TASK TO COMPLETE: Reproduce the listing below exactly. Pictures do not belong in the copy.

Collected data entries

(begin)

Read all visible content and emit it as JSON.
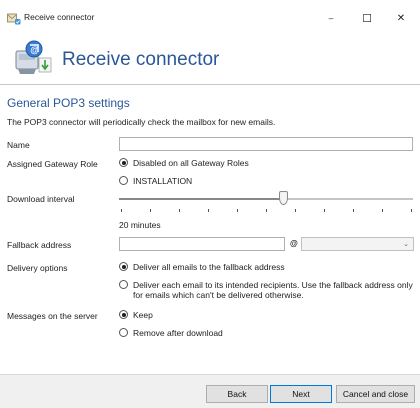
{
  "window": {
    "title": "Receive connector",
    "minimize_glyph": "–",
    "maximize_glyph": "☐",
    "close_glyph": "✕",
    "icon": "connector-icon"
  },
  "header": {
    "heading": "Receive connector",
    "icon": "mailbox-download-icon"
  },
  "section": {
    "title": "General POP3 settings",
    "description": "The POP3 connector will periodically check the mailbox for new emails."
  },
  "fields": {
    "name": {
      "label": "Name",
      "value": "",
      "placeholder": ""
    },
    "gateway_role": {
      "label": "Assigned Gateway Role",
      "options": [
        {
          "label": "Disabled on all Gateway Roles",
          "selected": true
        },
        {
          "label": "INSTALLATION",
          "selected": false
        }
      ]
    },
    "download_interval": {
      "label": "Download interval",
      "value_text": "20 minutes",
      "position_fraction": 0.56,
      "tick_count": 11
    },
    "fallback_address": {
      "label": "Fallback address",
      "local_part": "",
      "at_symbol": "@",
      "domain": ""
    },
    "delivery_options": {
      "label": "Delivery options",
      "options": [
        {
          "label": "Deliver all emails to the fallback address",
          "selected": true
        },
        {
          "label": "Deliver each email to its intended recipients. Use the fallback address only for emails which can't be delivered otherwise.",
          "selected": false
        }
      ]
    },
    "messages_on_server": {
      "label": "Messages on the server",
      "options": [
        {
          "label": "Keep",
          "selected": true
        },
        {
          "label": "Remove after download",
          "selected": false
        }
      ]
    }
  },
  "buttons": {
    "back": "Back",
    "next": "Next",
    "cancel": "Cancel and close"
  },
  "colors": {
    "heading": "#2b5797",
    "accent": "#0078d7"
  }
}
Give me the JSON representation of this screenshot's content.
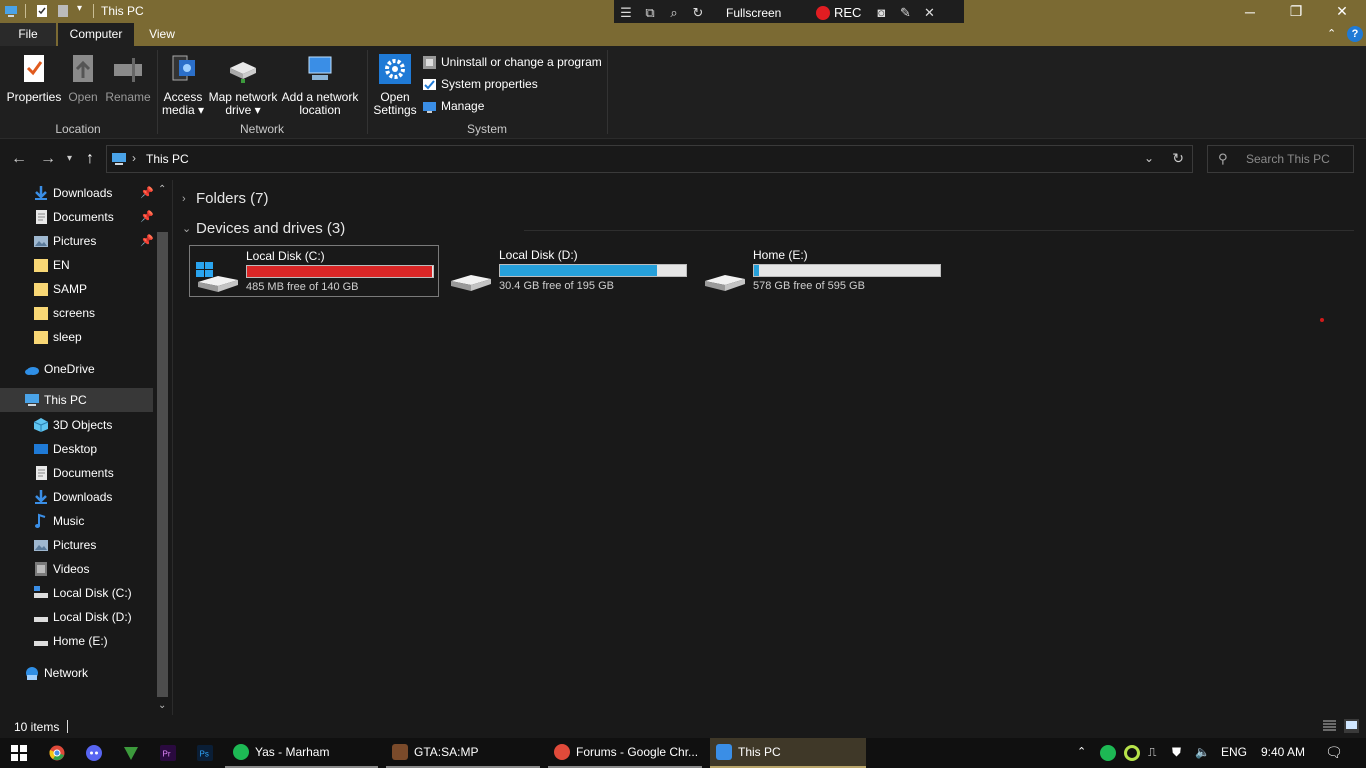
{
  "window": {
    "title": "This PC",
    "controls": {
      "minimize": "─",
      "restore": "❐",
      "close": "✕"
    }
  },
  "recorder": {
    "mode_label": "Fullscreen",
    "rec_label": "REC"
  },
  "ribbon": {
    "tabs": [
      {
        "label": "File"
      },
      {
        "label": "Computer"
      },
      {
        "label": "View"
      }
    ],
    "location": {
      "group_label": "Location",
      "buttons": [
        {
          "label": "Properties"
        },
        {
          "label": "Open"
        },
        {
          "label": "Rename"
        }
      ]
    },
    "network": {
      "group_label": "Network",
      "buttons": [
        {
          "line1": "Access",
          "line2": "media ▾"
        },
        {
          "line1": "Map network",
          "line2": "drive ▾"
        },
        {
          "line1": "Add a network",
          "line2": "location"
        }
      ]
    },
    "system": {
      "group_label": "System",
      "open_settings_line1": "Open",
      "open_settings_line2": "Settings",
      "items": [
        {
          "label": "Uninstall or change a program"
        },
        {
          "label": "System properties"
        },
        {
          "label": "Manage"
        }
      ]
    }
  },
  "address_bar": {
    "crumb": "This PC",
    "search_placeholder": "Search This PC"
  },
  "sidebar": {
    "quick_access": [
      {
        "label": "Downloads",
        "icon": "download-arrow-icon",
        "pinned": true
      },
      {
        "label": "Documents",
        "icon": "document-icon",
        "pinned": true
      },
      {
        "label": "Pictures",
        "icon": "pictures-icon",
        "pinned": true
      },
      {
        "label": "EN",
        "icon": "folder-icon"
      },
      {
        "label": "SAMP",
        "icon": "folder-icon"
      },
      {
        "label": "screens",
        "icon": "folder-icon"
      },
      {
        "label": "sleep",
        "icon": "folder-icon"
      }
    ],
    "onedrive": "OneDrive",
    "this_pc": "This PC",
    "this_pc_items": [
      {
        "label": "3D Objects",
        "icon": "3d-objects-icon"
      },
      {
        "label": "Desktop",
        "icon": "desktop-icon"
      },
      {
        "label": "Documents",
        "icon": "document-icon"
      },
      {
        "label": "Downloads",
        "icon": "download-arrow-icon"
      },
      {
        "label": "Music",
        "icon": "music-icon"
      },
      {
        "label": "Pictures",
        "icon": "pictures-icon"
      },
      {
        "label": "Videos",
        "icon": "videos-icon"
      },
      {
        "label": "Local Disk (C:)",
        "icon": "drive-icon"
      },
      {
        "label": "Local Disk (D:)",
        "icon": "drive-icon"
      },
      {
        "label": "Home (E:)",
        "icon": "drive-icon"
      }
    ],
    "network": "Network"
  },
  "content": {
    "folders_header": "Folders (7)",
    "devices_header": "Devices and drives (3)",
    "drives": [
      {
        "name": "Local Disk (C:)",
        "free": "485 MB free of 140 GB",
        "used_fraction": 0.997,
        "bar_color": "#da2626",
        "system": true
      },
      {
        "name": "Local Disk (D:)",
        "free": "30.4 GB free of 195 GB",
        "used_fraction": 0.844,
        "bar_color": "#26a0da",
        "system": false
      },
      {
        "name": "Home (E:)",
        "free": "578 GB free of 595 GB",
        "used_fraction": 0.029,
        "bar_color": "#26a0da",
        "system": false
      }
    ]
  },
  "status": {
    "item_count": "10 items"
  },
  "taskbar": {
    "apps": [
      {
        "label": "Yas - Marham",
        "icon": "spotify-icon",
        "color": "#1db954"
      },
      {
        "label": "GTA:SA:MP",
        "icon": "gta-icon",
        "color": "#7a4a2a"
      },
      {
        "label": "Forums - Google Chr...",
        "icon": "chrome-icon",
        "color": "#e04a3a"
      },
      {
        "label": "This PC",
        "icon": "this-pc-icon",
        "color": "#3a8ee6"
      }
    ],
    "language": "ENG",
    "time": "9:40 AM"
  }
}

(end)

ANSWER BELOW:
Read all visible content and emit it as JSON.
{
  "window": {
    "title": "Receive connector",
    "minimize_glyph": "–",
    "maximize_glyph": "☐",
    "close_glyph": "✕",
    "icon": "connector-icon"
  },
  "header": {
    "heading": "Receive connector",
    "icon": "mailbox-download-icon"
  },
  "section": {
    "title": "General POP3 settings",
    "description": "The POP3 connector will periodically check the mailbox for new emails."
  },
  "fields": {
    "name": {
      "label": "Name",
      "value": "",
      "placeholder": ""
    },
    "gateway_role": {
      "label": "Assigned Gateway Role",
      "options": [
        {
          "label": "Disabled on all Gateway Roles",
          "selected": true
        },
        {
          "label": "INSTALLATION",
          "selected": false
        }
      ]
    },
    "download_interval": {
      "label": "Download interval",
      "value_text": "20 minutes",
      "position_fraction": 0.56,
      "tick_count": 11
    },
    "fallback_address": {
      "label": "Fallback address",
      "local_part": "",
      "at_symbol": "@",
      "domain": ""
    },
    "delivery_options": {
      "label": "Delivery options",
      "options": [
        {
          "label": "Deliver all emails to the fallback address",
          "selected": true
        },
        {
          "label": "Deliver each email to its intended recipients. Use the fallback address only for emails which can't be delivered otherwise.",
          "selected": false
        }
      ]
    },
    "messages_on_server": {
      "label": "Messages on the server",
      "options": [
        {
          "label": "Keep",
          "selected": true
        },
        {
          "label": "Remove after download",
          "selected": false
        }
      ]
    }
  },
  "buttons": {
    "back": "Back",
    "next": "Next",
    "cancel": "Cancel and close"
  },
  "colors": {
    "heading": "#2b5797",
    "accent": "#0078d7"
  }
}
Give me the JSON representation of this screenshot's content.
{
  "window": {
    "title": "This PC",
    "controls": {
      "minimize": "─",
      "restore": "❐",
      "close": "✕"
    }
  },
  "recorder": {
    "mode_label": "Fullscreen",
    "rec_label": "REC"
  },
  "ribbon": {
    "tabs": [
      {
        "label": "File"
      },
      {
        "label": "Computer"
      },
      {
        "label": "View"
      }
    ],
    "location": {
      "group_label": "Location",
      "buttons": [
        {
          "label": "Properties"
        },
        {
          "label": "Open"
        },
        {
          "label": "Rename"
        }
      ]
    },
    "network": {
      "group_label": "Network",
      "buttons": [
        {
          "line1": "Access",
          "line2": "media ▾"
        },
        {
          "line1": "Map network",
          "line2": "drive ▾"
        },
        {
          "line1": "Add a network",
          "line2": "location"
        }
      ]
    },
    "system": {
      "group_label": "System",
      "open_settings_line1": "Open",
      "open_settings_line2": "Settings",
      "items": [
        {
          "label": "Uninstall or change a program"
        },
        {
          "label": "System properties"
        },
        {
          "label": "Manage"
        }
      ]
    }
  },
  "address_bar": {
    "crumb": "This PC",
    "search_placeholder": "Search This PC"
  },
  "sidebar": {
    "quick_access": [
      {
        "label": "Downloads",
        "icon": "download-arrow-icon",
        "pinned": true
      },
      {
        "label": "Documents",
        "icon": "document-icon",
        "pinned": true
      },
      {
        "label": "Pictures",
        "icon": "pictures-icon",
        "pinned": true
      },
      {
        "label": "EN",
        "icon": "folder-icon"
      },
      {
        "label": "SAMP",
        "icon": "folder-icon"
      },
      {
        "label": "screens",
        "icon": "folder-icon"
      },
      {
        "label": "sleep",
        "icon": "folder-icon"
      }
    ],
    "onedrive": "OneDrive",
    "this_pc": "This PC",
    "this_pc_items": [
      {
        "label": "3D Objects",
        "icon": "3d-objects-icon"
      },
      {
        "label": "Desktop",
        "icon": "desktop-icon"
      },
      {
        "label": "Documents",
        "icon": "document-icon"
      },
      {
        "label": "Downloads",
        "icon": "download-arrow-icon"
      },
      {
        "label": "Music",
        "icon": "music-icon"
      },
      {
        "label": "Pictures",
        "icon": "pictures-icon"
      },
      {
        "label": "Videos",
        "icon": "videos-icon"
      },
      {
        "label": "Local Disk (C:)",
        "icon": "drive-icon"
      },
      {
        "label": "Local Disk (D:)",
        "icon": "drive-icon"
      },
      {
        "label": "Home (E:)",
        "icon": "drive-icon"
      }
    ],
    "network": "Network"
  },
  "content": {
    "folders_header": "Folders (7)",
    "devices_header": "Devices and drives (3)",
    "drives": [
      {
        "name": "Local Disk (C:)",
        "free": "485 MB free of 140 GB",
        "used_fraction": 0.997,
        "bar_color": "#da2626",
        "system": true
      },
      {
        "name": "Local Disk (D:)",
        "free": "30.4 GB free of 195 GB",
        "used_fraction": 0.844,
        "bar_color": "#26a0da",
        "system": false
      },
      {
        "name": "Home (E:)",
        "free": "578 GB free of 595 GB",
        "used_fraction": 0.029,
        "bar_color": "#26a0da",
        "system": false
      }
    ]
  },
  "status": {
    "item_count": "10 items"
  },
  "taskbar": {
    "apps": [
      {
        "label": "Yas - Marham",
        "icon": "spotify-icon",
        "color": "#1db954"
      },
      {
        "label": "GTA:SA:MP",
        "icon": "gta-icon",
        "color": "#7a4a2a"
      },
      {
        "label": "Forums - Google Chr...",
        "icon": "chrome-icon",
        "color": "#e04a3a"
      },
      {
        "label": "This PC",
        "icon": "this-pc-icon",
        "color": "#3a8ee6"
      }
    ],
    "language": "ENG",
    "time": "9:40 AM"
  }
}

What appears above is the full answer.